— begin ROWS —
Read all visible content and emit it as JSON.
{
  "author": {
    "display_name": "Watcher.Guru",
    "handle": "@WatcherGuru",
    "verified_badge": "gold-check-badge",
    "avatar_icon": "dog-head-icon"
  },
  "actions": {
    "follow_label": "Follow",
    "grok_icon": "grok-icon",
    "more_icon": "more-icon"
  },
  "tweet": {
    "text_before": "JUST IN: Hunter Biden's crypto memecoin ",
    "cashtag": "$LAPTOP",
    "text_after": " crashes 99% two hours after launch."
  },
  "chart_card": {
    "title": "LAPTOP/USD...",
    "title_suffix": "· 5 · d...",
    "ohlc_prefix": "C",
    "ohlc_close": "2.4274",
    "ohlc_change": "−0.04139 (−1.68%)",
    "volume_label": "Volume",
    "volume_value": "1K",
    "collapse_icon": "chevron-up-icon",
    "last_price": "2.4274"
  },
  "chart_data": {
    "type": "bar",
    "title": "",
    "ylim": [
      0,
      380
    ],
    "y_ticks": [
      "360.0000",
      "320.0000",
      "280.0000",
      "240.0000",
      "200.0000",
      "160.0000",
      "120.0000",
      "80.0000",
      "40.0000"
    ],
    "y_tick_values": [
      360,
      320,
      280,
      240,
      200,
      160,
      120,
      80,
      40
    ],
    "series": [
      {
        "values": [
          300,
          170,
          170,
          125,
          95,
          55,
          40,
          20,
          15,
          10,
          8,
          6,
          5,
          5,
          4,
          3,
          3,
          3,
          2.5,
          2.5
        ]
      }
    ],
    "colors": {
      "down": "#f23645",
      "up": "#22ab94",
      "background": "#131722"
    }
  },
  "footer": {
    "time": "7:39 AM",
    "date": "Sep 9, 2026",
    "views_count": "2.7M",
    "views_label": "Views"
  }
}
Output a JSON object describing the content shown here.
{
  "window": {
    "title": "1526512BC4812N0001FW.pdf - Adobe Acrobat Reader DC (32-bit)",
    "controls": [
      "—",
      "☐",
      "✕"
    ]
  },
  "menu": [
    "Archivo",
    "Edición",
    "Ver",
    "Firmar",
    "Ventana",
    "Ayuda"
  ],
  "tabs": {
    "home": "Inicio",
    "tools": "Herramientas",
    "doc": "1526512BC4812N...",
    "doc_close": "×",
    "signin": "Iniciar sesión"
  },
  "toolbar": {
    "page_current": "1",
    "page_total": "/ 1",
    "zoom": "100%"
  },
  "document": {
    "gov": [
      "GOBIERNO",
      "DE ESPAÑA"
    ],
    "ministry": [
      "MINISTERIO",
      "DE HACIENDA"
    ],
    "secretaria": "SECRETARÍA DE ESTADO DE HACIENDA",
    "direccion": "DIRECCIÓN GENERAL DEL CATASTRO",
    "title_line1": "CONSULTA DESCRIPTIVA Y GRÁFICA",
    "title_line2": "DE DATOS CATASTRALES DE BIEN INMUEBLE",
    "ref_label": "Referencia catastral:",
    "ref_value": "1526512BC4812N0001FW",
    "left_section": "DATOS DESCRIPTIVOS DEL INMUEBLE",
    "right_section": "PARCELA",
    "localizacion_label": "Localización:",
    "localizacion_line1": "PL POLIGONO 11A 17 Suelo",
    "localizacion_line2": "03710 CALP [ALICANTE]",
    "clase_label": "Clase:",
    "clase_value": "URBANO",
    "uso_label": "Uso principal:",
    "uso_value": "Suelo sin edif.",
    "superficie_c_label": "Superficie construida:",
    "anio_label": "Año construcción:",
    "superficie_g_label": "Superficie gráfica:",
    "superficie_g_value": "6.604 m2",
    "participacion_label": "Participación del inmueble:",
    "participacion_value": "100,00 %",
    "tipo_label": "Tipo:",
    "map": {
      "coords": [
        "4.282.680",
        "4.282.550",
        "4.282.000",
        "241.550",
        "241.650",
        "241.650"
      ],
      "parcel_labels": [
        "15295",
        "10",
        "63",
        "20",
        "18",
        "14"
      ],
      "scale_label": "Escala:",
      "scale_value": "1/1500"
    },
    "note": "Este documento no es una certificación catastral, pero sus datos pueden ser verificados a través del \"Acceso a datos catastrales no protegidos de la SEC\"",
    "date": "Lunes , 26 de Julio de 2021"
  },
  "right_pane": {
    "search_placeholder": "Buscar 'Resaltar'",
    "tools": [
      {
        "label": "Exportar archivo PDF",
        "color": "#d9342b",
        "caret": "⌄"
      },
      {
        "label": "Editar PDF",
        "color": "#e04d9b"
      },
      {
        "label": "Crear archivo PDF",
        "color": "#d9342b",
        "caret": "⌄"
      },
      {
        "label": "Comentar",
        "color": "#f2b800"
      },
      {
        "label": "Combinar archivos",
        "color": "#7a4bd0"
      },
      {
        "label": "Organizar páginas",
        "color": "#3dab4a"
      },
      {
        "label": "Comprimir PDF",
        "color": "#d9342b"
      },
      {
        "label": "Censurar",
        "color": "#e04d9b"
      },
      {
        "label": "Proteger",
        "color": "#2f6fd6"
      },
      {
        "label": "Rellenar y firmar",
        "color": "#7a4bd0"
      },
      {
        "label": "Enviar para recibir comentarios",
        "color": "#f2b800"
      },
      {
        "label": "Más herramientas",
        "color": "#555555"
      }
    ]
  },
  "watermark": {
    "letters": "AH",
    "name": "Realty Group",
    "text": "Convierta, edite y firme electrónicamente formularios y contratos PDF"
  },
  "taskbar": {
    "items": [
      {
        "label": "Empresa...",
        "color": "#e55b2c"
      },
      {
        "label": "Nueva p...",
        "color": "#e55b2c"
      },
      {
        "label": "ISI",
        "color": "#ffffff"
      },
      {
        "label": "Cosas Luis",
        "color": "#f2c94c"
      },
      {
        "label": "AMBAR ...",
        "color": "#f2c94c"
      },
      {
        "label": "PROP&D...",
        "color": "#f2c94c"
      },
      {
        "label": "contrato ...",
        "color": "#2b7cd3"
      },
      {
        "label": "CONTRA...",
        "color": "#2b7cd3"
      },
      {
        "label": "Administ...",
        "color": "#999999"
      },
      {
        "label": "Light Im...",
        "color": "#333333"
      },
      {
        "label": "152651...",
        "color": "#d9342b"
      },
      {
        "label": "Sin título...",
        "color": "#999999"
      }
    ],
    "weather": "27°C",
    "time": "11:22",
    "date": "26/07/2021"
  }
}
— end ROWS —
◆ TASK STATEMENT ◆
Copy out the whole listing, exactly as written.

◆ COMPLETED TASK ◆
Read all visible content and emit it as JSON.
{
  "author": {
    "display_name": "Watcher.Guru",
    "handle": "@WatcherGuru",
    "verified_badge": "gold-check-badge",
    "avatar_icon": "dog-head-icon"
  },
  "actions": {
    "follow_label": "Follow",
    "grok_icon": "grok-icon",
    "more_icon": "more-icon"
  },
  "tweet": {
    "text_before": "JUST IN: Hunter Biden's crypto memecoin ",
    "cashtag": "$LAPTOP",
    "text_after": " crashes 99% two hours after launch."
  },
  "chart_card": {
    "title": "LAPTOP/USD...",
    "title_suffix": "· 5 · d...",
    "ohlc_prefix": "C",
    "ohlc_close": "2.4274",
    "ohlc_change": "−0.04139 (−1.68%)",
    "volume_label": "Volume",
    "volume_value": "1K",
    "collapse_icon": "chevron-up-icon",
    "last_price": "2.4274"
  },
  "chart_data": {
    "type": "bar",
    "title": "",
    "ylim": [
      0,
      380
    ],
    "y_ticks": [
      "360.0000",
      "320.0000",
      "280.0000",
      "240.0000",
      "200.0000",
      "160.0000",
      "120.0000",
      "80.0000",
      "40.0000"
    ],
    "y_tick_values": [
      360,
      320,
      280,
      240,
      200,
      160,
      120,
      80,
      40
    ],
    "series": [
      {
        "values": [
          300,
          170,
          170,
          125,
          95,
          55,
          40,
          20,
          15,
          10,
          8,
          6,
          5,
          5,
          4,
          3,
          3,
          3,
          2.5,
          2.5
        ]
      }
    ],
    "colors": {
      "down": "#f23645",
      "up": "#22ab94",
      "background": "#131722"
    }
  },
  "footer": {
    "time": "7:39 AM",
    "date": "Sep 9, 2026",
    "views_count": "2.7M",
    "views_label": "Views"
  }
}
Output a JSON object describing the content shown here.
{
  "window": {
    "title": "1526512BC4812N0001FW.pdf - Adobe Acrobat Reader DC (32-bit)",
    "controls": [
      "—",
      "☐",
      "✕"
    ]
  },
  "menu": [
    "Archivo",
    "Edición",
    "Ver",
    "Firmar",
    "Ventana",
    "Ayuda"
  ],
  "tabs": {
    "home": "Inicio",
    "tools": "Herramientas",
    "doc": "1526512BC4812N...",
    "doc_close": "×",
    "signin": "Iniciar sesión"
  },
  "toolbar": {
    "page_current": "1",
    "page_total": "/ 1",
    "zoom": "100%"
  },
  "document": {
    "gov": [
      "GOBIERNO",
      "DE ESPAÑA"
    ],
    "ministry": [
      "MINISTERIO",
      "DE HACIENDA"
    ],
    "secretaria": "SECRETARÍA DE ESTADO DE HACIENDA",
    "direccion": "DIRECCIÓN GENERAL DEL CATASTRO",
    "title_line1": "CONSULTA DESCRIPTIVA Y GRÁFICA",
    "title_line2": "DE DATOS CATASTRALES DE BIEN INMUEBLE",
    "ref_label": "Referencia catastral:",
    "ref_value": "1526512BC4812N0001FW",
    "left_section": "DATOS DESCRIPTIVOS DEL INMUEBLE",
    "right_section": "PARCELA",
    "localizacion_label": "Localización:",
    "localizacion_line1": "PL POLIGONO 11A 17 Suelo",
    "localizacion_line2": "03710 CALP [ALICANTE]",
    "clase_label": "Clase:",
    "clase_value": "URBANO",
    "uso_label": "Uso principal:",
    "uso_value": "Suelo sin edif.",
    "superficie_c_label": "Superficie construida:",
    "anio_label": "Año construcción:",
    "superficie_g_label": "Superficie gráfica:",
    "superficie_g_value": "6.604 m2",
    "participacion_label": "Participación del inmueble:",
    "participacion_value": "100,00 %",
    "tipo_label": "Tipo:",
    "map": {
      "coords": [
        "4.282.680",
        "4.282.550",
        "4.282.000",
        "241.550",
        "241.650",
        "241.650"
      ],
      "parcel_labels": [
        "15295",
        "10",
        "63",
        "20",
        "18",
        "14"
      ],
      "scale_label": "Escala:",
      "scale_value": "1/1500"
    },
    "note": "Este documento no es una certificación catastral, pero sus datos pueden ser verificados a través del \"Acceso a datos catastrales no protegidos de la SEC\"",
    "date": "Lunes , 26 de Julio de 2021"
  },
  "right_pane": {
    "search_placeholder": "Buscar 'Resaltar'",
    "tools": [
      {
        "label": "Exportar archivo PDF",
        "color": "#d9342b",
        "caret": "⌄"
      },
      {
        "label": "Editar PDF",
        "color": "#e04d9b"
      },
      {
        "label": "Crear archivo PDF",
        "color": "#d9342b",
        "caret": "⌄"
      },
      {
        "label": "Comentar",
        "color": "#f2b800"
      },
      {
        "label": "Combinar archivos",
        "color": "#7a4bd0"
      },
      {
        "label": "Organizar páginas",
        "color": "#3dab4a"
      },
      {
        "label": "Comprimir PDF",
        "color": "#d9342b"
      },
      {
        "label": "Censurar",
        "color": "#e04d9b"
      },
      {
        "label": "Proteger",
        "color": "#2f6fd6"
      },
      {
        "label": "Rellenar y firmar",
        "color": "#7a4bd0"
      },
      {
        "label": "Enviar para recibir comentarios",
        "color": "#f2b800"
      },
      {
        "label": "Más herramientas",
        "color": "#555555"
      }
    ]
  },
  "watermark": {
    "letters": "AH",
    "name": "Realty Group",
    "text": "Convierta, edite y firme electrónicamente formularios y contratos PDF"
  },
  "taskbar": {
    "items": [
      {
        "label": "Empresa...",
        "color": "#e55b2c"
      },
      {
        "label": "Nueva p...",
        "color": "#e55b2c"
      },
      {
        "label": "ISI",
        "color": "#ffffff"
      },
      {
        "label": "Cosas Luis",
        "color": "#f2c94c"
      },
      {
        "label": "AMBAR ...",
        "color": "#f2c94c"
      },
      {
        "label": "PROP&D...",
        "color": "#f2c94c"
      },
      {
        "label": "contrato ...",
        "color": "#2b7cd3"
      },
      {
        "label": "CONTRA...",
        "color": "#2b7cd3"
      },
      {
        "label": "Administ...",
        "color": "#999999"
      },
      {
        "label": "Light Im...",
        "color": "#333333"
      },
      {
        "label": "152651...",
        "color": "#d9342b"
      },
      {
        "label": "Sin título...",
        "color": "#999999"
      }
    ],
    "weather": "27°C",
    "time": "11:22",
    "date": "26/07/2021"
  }
}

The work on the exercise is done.